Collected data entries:

— start —

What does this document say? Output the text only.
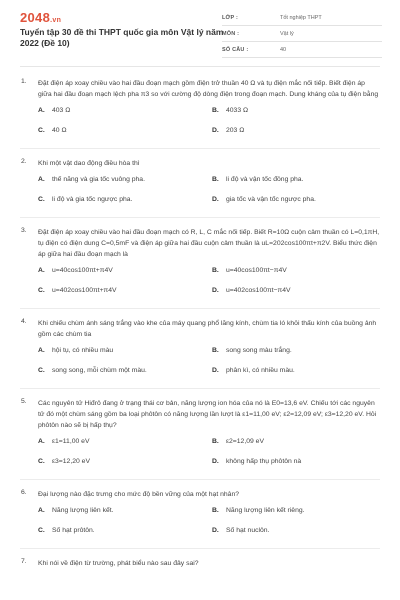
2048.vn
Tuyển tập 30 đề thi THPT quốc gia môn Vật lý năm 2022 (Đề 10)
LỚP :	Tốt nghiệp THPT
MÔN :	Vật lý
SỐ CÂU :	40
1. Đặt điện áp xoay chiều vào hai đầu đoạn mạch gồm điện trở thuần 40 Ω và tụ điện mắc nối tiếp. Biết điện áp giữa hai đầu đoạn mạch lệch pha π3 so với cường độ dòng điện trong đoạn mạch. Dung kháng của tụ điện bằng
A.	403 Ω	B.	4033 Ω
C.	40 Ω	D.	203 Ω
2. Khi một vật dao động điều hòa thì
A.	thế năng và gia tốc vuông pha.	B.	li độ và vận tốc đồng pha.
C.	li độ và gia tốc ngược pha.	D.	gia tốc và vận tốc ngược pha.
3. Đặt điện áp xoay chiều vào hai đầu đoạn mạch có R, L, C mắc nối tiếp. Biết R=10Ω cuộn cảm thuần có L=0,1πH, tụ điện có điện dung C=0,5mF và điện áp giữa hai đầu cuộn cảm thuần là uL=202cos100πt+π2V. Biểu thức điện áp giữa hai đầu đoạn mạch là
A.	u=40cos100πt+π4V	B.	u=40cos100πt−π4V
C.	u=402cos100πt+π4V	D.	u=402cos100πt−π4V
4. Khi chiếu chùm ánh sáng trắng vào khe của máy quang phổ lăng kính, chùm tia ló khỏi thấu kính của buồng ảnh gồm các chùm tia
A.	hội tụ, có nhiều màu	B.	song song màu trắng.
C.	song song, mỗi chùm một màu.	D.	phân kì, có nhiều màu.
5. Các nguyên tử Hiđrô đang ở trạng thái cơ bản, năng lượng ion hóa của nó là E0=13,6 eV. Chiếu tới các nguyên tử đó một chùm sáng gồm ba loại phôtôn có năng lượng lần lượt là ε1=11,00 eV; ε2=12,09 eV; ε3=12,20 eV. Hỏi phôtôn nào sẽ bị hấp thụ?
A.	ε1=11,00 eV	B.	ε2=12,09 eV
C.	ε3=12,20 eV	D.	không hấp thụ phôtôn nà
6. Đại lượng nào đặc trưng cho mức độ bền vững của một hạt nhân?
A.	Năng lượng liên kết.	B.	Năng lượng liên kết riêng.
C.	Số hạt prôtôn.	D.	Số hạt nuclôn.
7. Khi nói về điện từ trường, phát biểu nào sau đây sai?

— end —

◆ Task to carry out
Quote the records in full and exactly; skip any image.

◆ Exercise response
What does this document say? Output the text only.
2048.vn
Tuyển tập 30 đề thi THPT quốc gia môn Vật lý năm 2022 (Đề 10)
LỚP :	Tốt nghiệp THPT
MÔN :	Vật lý
SỐ CÂU :	40
1. Đặt điện áp xoay chiều vào hai đầu đoạn mạch gồm điện trở thuần 40 Ω và tụ điện mắc nối tiếp. Biết điện áp giữa hai đầu đoạn mạch lệch pha π3 so với cường độ dòng điện trong đoạn mạch. Dung kháng của tụ điện bằng
A.	403 Ω	B.	4033 Ω
C.	40 Ω	D.	203 Ω
2. Khi một vật dao động điều hòa thì
A.	thế năng và gia tốc vuông pha.	B.	li độ và vận tốc đồng pha.
C.	li độ và gia tốc ngược pha.	D.	gia tốc và vận tốc ngược pha.
3. Đặt điện áp xoay chiều vào hai đầu đoạn mạch có R, L, C mắc nối tiếp. Biết R=10Ω cuộn cảm thuần có L=0,1πH, tụ điện có điện dung C=0,5mF và điện áp giữa hai đầu cuộn cảm thuần là uL=202cos100πt+π2V. Biểu thức điện áp giữa hai đầu đoạn mạch là
A.	u=40cos100πt+π4V	B.	u=40cos100πt−π4V
C.	u=402cos100πt+π4V	D.	u=402cos100πt−π4V
4. Khi chiếu chùm ánh sáng trắng vào khe của máy quang phổ lăng kính, chùm tia ló khỏi thấu kính của buồng ảnh gồm các chùm tia
A.	hội tụ, có nhiều màu	B.	song song màu trắng.
C.	song song, mỗi chùm một màu.	D.	phân kì, có nhiều màu.
5. Các nguyên tử Hiđrô đang ở trạng thái cơ bản, năng lượng ion hóa của nó là E0=13,6 eV. Chiếu tới các nguyên tử đó một chùm sáng gồm ba loại phôtôn có năng lượng lần lượt là ε1=11,00 eV; ε2=12,09 eV; ε3=12,20 eV. Hỏi phôtôn nào sẽ bị hấp thụ?
A.	ε1=11,00 eV	B.	ε2=12,09 eV
C.	ε3=12,20 eV	D.	không hấp thụ phôtôn nà
6. Đại lượng nào đặc trưng cho mức độ bền vững của một hạt nhân?
A.	Năng lượng liên kết.	B.	Năng lượng liên kết riêng.
C.	Số hạt prôtôn.	D.	Số hạt nuclôn.
7. Khi nói về điện từ trường, phát biểu nào sau đây sai?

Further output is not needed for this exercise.